═══ Exercise inputs ═══

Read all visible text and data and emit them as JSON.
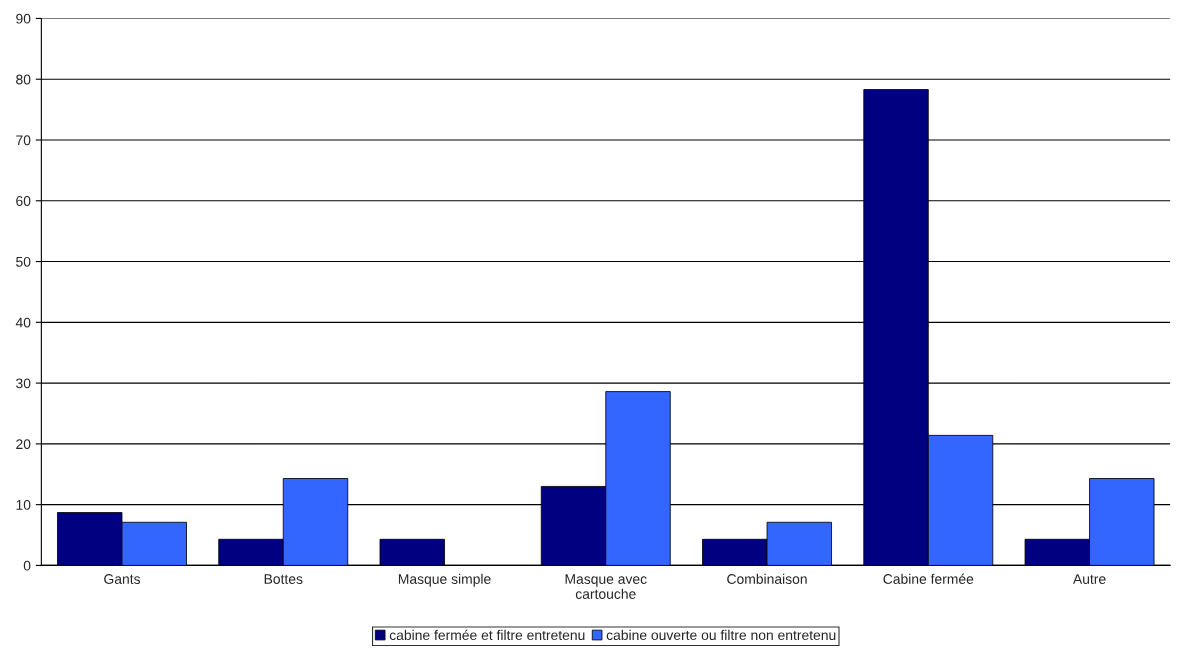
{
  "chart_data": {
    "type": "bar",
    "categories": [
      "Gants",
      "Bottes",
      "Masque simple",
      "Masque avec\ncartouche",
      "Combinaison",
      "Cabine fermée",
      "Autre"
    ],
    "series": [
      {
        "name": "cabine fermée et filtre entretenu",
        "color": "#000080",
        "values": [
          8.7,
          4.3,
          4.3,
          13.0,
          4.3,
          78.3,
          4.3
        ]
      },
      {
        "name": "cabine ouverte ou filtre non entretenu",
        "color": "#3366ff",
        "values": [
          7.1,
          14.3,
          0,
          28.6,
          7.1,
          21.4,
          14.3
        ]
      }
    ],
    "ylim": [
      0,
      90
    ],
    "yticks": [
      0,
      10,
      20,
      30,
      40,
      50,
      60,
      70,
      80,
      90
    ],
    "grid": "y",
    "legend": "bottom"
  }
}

═══
═══ Exercise inputs ═══

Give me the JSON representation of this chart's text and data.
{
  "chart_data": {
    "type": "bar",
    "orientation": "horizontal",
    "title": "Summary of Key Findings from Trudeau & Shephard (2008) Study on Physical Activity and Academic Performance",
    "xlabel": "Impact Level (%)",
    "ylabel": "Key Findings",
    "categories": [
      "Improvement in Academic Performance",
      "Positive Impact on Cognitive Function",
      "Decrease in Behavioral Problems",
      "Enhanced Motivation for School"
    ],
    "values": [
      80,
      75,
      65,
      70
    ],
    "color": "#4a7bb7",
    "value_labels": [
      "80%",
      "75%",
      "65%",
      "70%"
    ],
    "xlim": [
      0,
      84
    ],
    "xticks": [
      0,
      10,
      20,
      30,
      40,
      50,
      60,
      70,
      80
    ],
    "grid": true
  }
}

═══

**What you are asked to do:** What number of lines in the records contain the word "name"? Answer with that number alone.

**Result for this exercise:** 2